■ **Task to complete**
The records that follow must be repeated verbatim, every one of them.

■ **Dataset extract**
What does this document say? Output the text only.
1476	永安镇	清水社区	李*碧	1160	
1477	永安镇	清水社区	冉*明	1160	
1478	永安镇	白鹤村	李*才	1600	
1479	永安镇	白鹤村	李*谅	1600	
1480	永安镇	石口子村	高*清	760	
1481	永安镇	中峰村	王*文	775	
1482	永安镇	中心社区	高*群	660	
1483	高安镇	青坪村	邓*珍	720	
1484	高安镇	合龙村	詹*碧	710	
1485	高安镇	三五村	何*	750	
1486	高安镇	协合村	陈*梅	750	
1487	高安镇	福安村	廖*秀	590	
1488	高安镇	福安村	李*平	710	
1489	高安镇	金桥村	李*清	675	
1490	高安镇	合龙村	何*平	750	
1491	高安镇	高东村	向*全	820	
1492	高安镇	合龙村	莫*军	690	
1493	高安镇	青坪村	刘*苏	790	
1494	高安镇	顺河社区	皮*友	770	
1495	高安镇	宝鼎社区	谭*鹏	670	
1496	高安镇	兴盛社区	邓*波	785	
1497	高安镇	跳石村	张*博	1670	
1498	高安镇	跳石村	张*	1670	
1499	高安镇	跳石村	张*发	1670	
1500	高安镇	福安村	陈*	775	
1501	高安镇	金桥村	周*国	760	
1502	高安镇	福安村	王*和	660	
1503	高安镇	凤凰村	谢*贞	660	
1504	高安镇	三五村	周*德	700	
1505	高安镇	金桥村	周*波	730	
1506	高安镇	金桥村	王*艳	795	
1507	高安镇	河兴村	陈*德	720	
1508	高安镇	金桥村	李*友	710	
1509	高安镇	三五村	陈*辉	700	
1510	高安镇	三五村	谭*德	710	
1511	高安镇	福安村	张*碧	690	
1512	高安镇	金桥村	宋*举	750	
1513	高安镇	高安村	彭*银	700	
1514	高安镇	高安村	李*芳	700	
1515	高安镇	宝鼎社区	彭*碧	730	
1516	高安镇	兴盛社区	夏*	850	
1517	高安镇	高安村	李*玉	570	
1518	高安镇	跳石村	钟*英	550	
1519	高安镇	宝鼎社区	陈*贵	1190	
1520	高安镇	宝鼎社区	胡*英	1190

■ **Response**
What does this document say? Output the text only.
1476	永安镇	清水社区	李*碧	1160	
1477	永安镇	清水社区	冉*明	1160	
1478	永安镇	白鹤村	李*才	1600	
1479	永安镇	白鹤村	李*谅	1600	
1480	永安镇	石口子村	高*清	760	
1481	永安镇	中峰村	王*文	775	
1482	永安镇	中心社区	高*群	660	
1483	高安镇	青坪村	邓*珍	720	
1484	高安镇	合龙村	詹*碧	710	
1485	高安镇	三五村	何*	750	
1486	高安镇	协合村	陈*梅	750	
1487	高安镇	福安村	廖*秀	590	
1488	高安镇	福安村	李*平	710	
1489	高安镇	金桥村	李*清	675	
1490	高安镇	合龙村	何*平	750	
1491	高安镇	高东村	向*全	820	
1492	高安镇	合龙村	莫*军	690	
1493	高安镇	青坪村	刘*苏	790	
1494	高安镇	顺河社区	皮*友	770	
1495	高安镇	宝鼎社区	谭*鹏	670	
1496	高安镇	兴盛社区	邓*波	785	
1497	高安镇	跳石村	张*博	1670	
1498	高安镇	跳石村	张*	1670	
1499	高安镇	跳石村	张*发	1670	
1500	高安镇	福安村	陈*	775	
1501	高安镇	金桥村	周*国	760	
1502	高安镇	福安村	王*和	660	
1503	高安镇	凤凰村	谢*贞	660	
1504	高安镇	三五村	周*德	700	
1505	高安镇	金桥村	周*波	730	
1506	高安镇	金桥村	王*艳	795	
1507	高安镇	河兴村	陈*德	720	
1508	高安镇	金桥村	李*友	710	
1509	高安镇	三五村	陈*辉	700	
1510	高安镇	三五村	谭*德	710	
1511	高安镇	福安村	张*碧	690	
1512	高安镇	金桥村	宋*举	750	
1513	高安镇	高安村	彭*银	700	
1514	高安镇	高安村	李*芳	700	
1515	高安镇	宝鼎社区	彭*碧	730	
1516	高安镇	兴盛社区	夏*	850	
1517	高安镇	高安村	李*玉	570	
1518	高安镇	跳石村	钟*英	550	
1519	高安镇	宝鼎社区	陈*贵	1190	
1520	高安镇	宝鼎社区	胡*英	1190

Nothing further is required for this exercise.